■ **Do this**
Copy out all the lines exactly. Omit pictures.

# START OF Materials provided

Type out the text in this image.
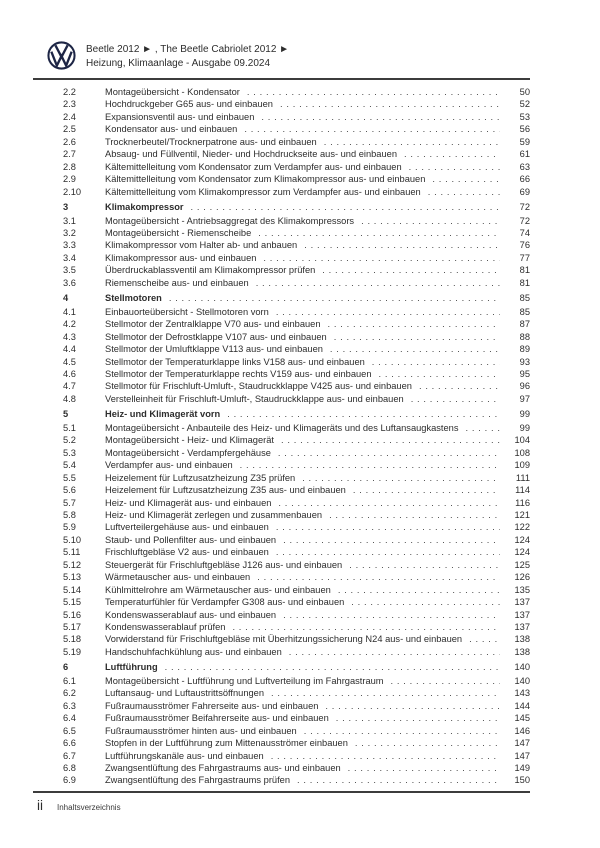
Beetle 2012 ► , The Beetle Cabriolet 2012 ►
Heizung, Klimaanlage - Ausgabe 09.2024
2.2	Montageübersicht - Kondensator . . .	50
2.3	Hochdruckgeber G65 aus- und einbauen . . .	52
2.4	Expansionsventil aus- und einbauen . . .	53
2.5	Kondensator aus- und einbauen . . .	56
2.6	Trocknerbeutel/Trocknerpatrone aus- und einbauen . . .	59
2.7	Absaug- und Füllventil, Nieder- und Hochdruckseite aus- und einbauen . . .	61
2.8	Kältemittelleitung vom Kondensator zum Verdampfer aus- und einbauen . . .	63
2.9	Kältemittelleitung vom Kondensator zum Klimakompressor aus- und einbauen . . .	66
2.10	Kältemittelleitung vom Klimakompressor zum Verdampfer aus- und einbauen . . .	69
3	Klimakompressor . . .	72
3.1	Montageübersicht - Antriebsaggregat des Klimakompressors . . .	72
3.2	Montageübersicht - Riemenscheibe . . .	74
3.3	Klimakompressor vom Halter ab- und anbauen . . .	76
3.4	Klimakompressor aus- und einbauen . . .	77
3.5	Überdruckablassventil am Klimakompressor prüfen . . .	81
3.6	Riemenscheibe aus- und einbauen . . .	81
4	Stellmotoren . . .	85
4.1	Einbauorteübersicht - Stellmotoren vorn . . .	85
4.2	Stellmotor der Zentralklappe V70 aus- und einbauen . . .	87
4.3	Stellmotor der Defrostklappe V107 aus- und einbauen . . .	88
4.4	Stellmotor der Umluftklappe V113 aus- und einbauen . . .	89
4.5	Stellmotor der Temperaturklappe links V158 aus- und einbauen . . .	93
4.6	Stellmotor der Temperaturklappe rechts V159 aus- und einbauen . . .	95
4.7	Stellmotor für Frischluft-Umluft-, Staudruckklappe V425 aus- und einbauen . . .	96
4.8	Verstelleinheit für Frischluft-Umluft-, Staudruckklappe aus- und einbauen . . .	97
5	Heiz- und Klimagerät vorn . . .	99
5.1	Montageübersicht - Anbauteile des Heiz- und Klimageräts und des Luftansaugkastens . . .	99
5.2	Montageübersicht - Heiz- und Klimagerät . . .	104
5.3	Montageübersicht - Verdampfergehäuse . . .	108
5.4	Verdampfer aus- und einbauen . . .	109
5.5	Heizelement für Luftzusatzheizung Z35 prüfen . . .	111
5.6	Heizelement für Luftzusatzheizung Z35 aus- und einbauen . . .	114
5.7	Heiz- und Klimagerät aus- und einbauen . . .	116
5.8	Heiz- und Klimagerät zerlegen und zusammenbauen . . .	121
5.9	Luftverteilergehäuse aus- und einbauen . . .	122
5.10	Staub- und Pollenfilter aus- und einbauen . . .	124
5.11	Frischluftgebläse V2 aus- und einbauen . . .	124
5.12	Steuergerät für Frischluftgebläse J126 aus- und einbauen . . .	125
5.13	Wärmetauscher aus- und einbauen . . .	126
5.14	Kühlmittelrohre am Wärmetauscher aus- und einbauen . . .	135
5.15	Temperaturfühler für Verdampfer G308 aus- und einbauen . . .	137
5.16	Kondenswasserablauf aus- und einbauen . . .	137
5.17	Kondenswasserablauf prüfen . . .	137
5.18	Vorwiderstand für Frischluftgebläse mit Überhitzungssicherung N24 aus- und einbauen . . .	138
5.19	Handschuhfachkühlung aus- und einbauen . . .	138
6	Luftführung . . .	140
6.1	Montageübersicht - Luftführung und Luftverteilung im Fahrgastraum . . .	140
6.2	Luftansaug- und Luftaustrittsöffnungen . . .	143
6.3	Fußraumausströmer Fahrerseite aus- und einbauen . . .	144
6.4	Fußraumausströmer Beifahrerseite aus- und einbauen . . .	145
6.5	Fußraumausströmer hinten aus- und einbauen . . .	146
6.6	Stopfen in der Luftführung zum Mittenausströmer einbauen . . .	147
6.7	Luftführungskanäle aus- und einbauen . . .	147
6.8	Zwangsentlüftung des Fahrgastraums aus- und einbauen . . .	149
6.9	Zwangsentlüftung des Fahrgastraums prüfen . . .	150
ii Inhaltsverzeichnis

# END OF Materials provided

■ **The solution**
Type out the text in this image.
Beetle 2012 ► , The Beetle Cabriolet 2012 ►
Heizung, Klimaanlage - Ausgabe 09.2024
2.2	Montageübersicht - Kondensator . . .	50
2.3	Hochdruckgeber G65 aus- und einbauen . . .	52
2.4	Expansionsventil aus- und einbauen . . .	53
2.5	Kondensator aus- und einbauen . . .	56
2.6	Trocknerbeutel/Trocknerpatrone aus- und einbauen . . .	59
2.7	Absaug- und Füllventil, Nieder- und Hochdruckseite aus- und einbauen . . .	61
2.8	Kältemittelleitung vom Kondensator zum Verdampfer aus- und einbauen . . .	63
2.9	Kältemittelleitung vom Kondensator zum Klimakompressor aus- und einbauen . . .	66
2.10	Kältemittelleitung vom Klimakompressor zum Verdampfer aus- und einbauen . . .	69
3	Klimakompressor . . .	72
3.1	Montageübersicht - Antriebsaggregat des Klimakompressors . . .	72
3.2	Montageübersicht - Riemenscheibe . . .	74
3.3	Klimakompressor vom Halter ab- und anbauen . . .	76
3.4	Klimakompressor aus- und einbauen . . .	77
3.5	Überdruckablassventil am Klimakompressor prüfen . . .	81
3.6	Riemenscheibe aus- und einbauen . . .	81
4	Stellmotoren . . .	85
4.1	Einbauorteübersicht - Stellmotoren vorn . . .	85
4.2	Stellmotor der Zentralklappe V70 aus- und einbauen . . .	87
4.3	Stellmotor der Defrostklappe V107 aus- und einbauen . . .	88
4.4	Stellmotor der Umluftklappe V113 aus- und einbauen . . .	89
4.5	Stellmotor der Temperaturklappe links V158 aus- und einbauen . . .	93
4.6	Stellmotor der Temperaturklappe rechts V159 aus- und einbauen . . .	95
4.7	Stellmotor für Frischluft-Umluft-, Staudruckklappe V425 aus- und einbauen . . .	96
4.8	Verstelleinheit für Frischluft-Umluft-, Staudruckklappe aus- und einbauen . . .	97
5	Heiz- und Klimagerät vorn . . .	99
5.1	Montageübersicht - Anbauteile des Heiz- und Klimageräts und des Luftansaugkastens . . .	99
5.2	Montageübersicht - Heiz- und Klimagerät . . .	104
5.3	Montageübersicht - Verdampfergehäuse . . .	108
5.4	Verdampfer aus- und einbauen . . .	109
5.5	Heizelement für Luftzusatzheizung Z35 prüfen . . .	111
5.6	Heizelement für Luftzusatzheizung Z35 aus- und einbauen . . .	114
5.7	Heiz- und Klimagerät aus- und einbauen . . .	116
5.8	Heiz- und Klimagerät zerlegen und zusammenbauen . . .	121
5.9	Luftverteilergehäuse aus- und einbauen . . .	122
5.10	Staub- und Pollenfilter aus- und einbauen . . .	124
5.11	Frischluftgebläse V2 aus- und einbauen . . .	124
5.12	Steuergerät für Frischluftgebläse J126 aus- und einbauen . . .	125
5.13	Wärmetauscher aus- und einbauen . . .	126
5.14	Kühlmittelrohre am Wärmetauscher aus- und einbauen . . .	135
5.15	Temperaturfühler für Verdampfer G308 aus- und einbauen . . .	137
5.16	Kondenswasserablauf aus- und einbauen . . .	137
5.17	Kondenswasserablauf prüfen . . .	137
5.18	Vorwiderstand für Frischluftgebläse mit Überhitzungssicherung N24 aus- und einbauen . . .	138
5.19	Handschuhfachkühlung aus- und einbauen . . .	138
6	Luftführung . . .	140
6.1	Montageübersicht - Luftführung und Luftverteilung im Fahrgastraum . . .	140
6.2	Luftansaug- und Luftaustrittsöffnungen . . .	143
6.3	Fußraumausströmer Fahrerseite aus- und einbauen . . .	144
6.4	Fußraumausströmer Beifahrerseite aus- und einbauen . . .	145
6.5	Fußraumausströmer hinten aus- und einbauen . . .	146
6.6	Stopfen in der Luftführung zum Mittenausströmer einbauen . . .	147
6.7	Luftführungskanäle aus- und einbauen . . .	147
6.8	Zwangsentlüftung des Fahrgastraums aus- und einbauen . . .	149
6.9	Zwangsentlüftung des Fahrgastraums prüfen . . .	150
ii Inhaltsverzeichnis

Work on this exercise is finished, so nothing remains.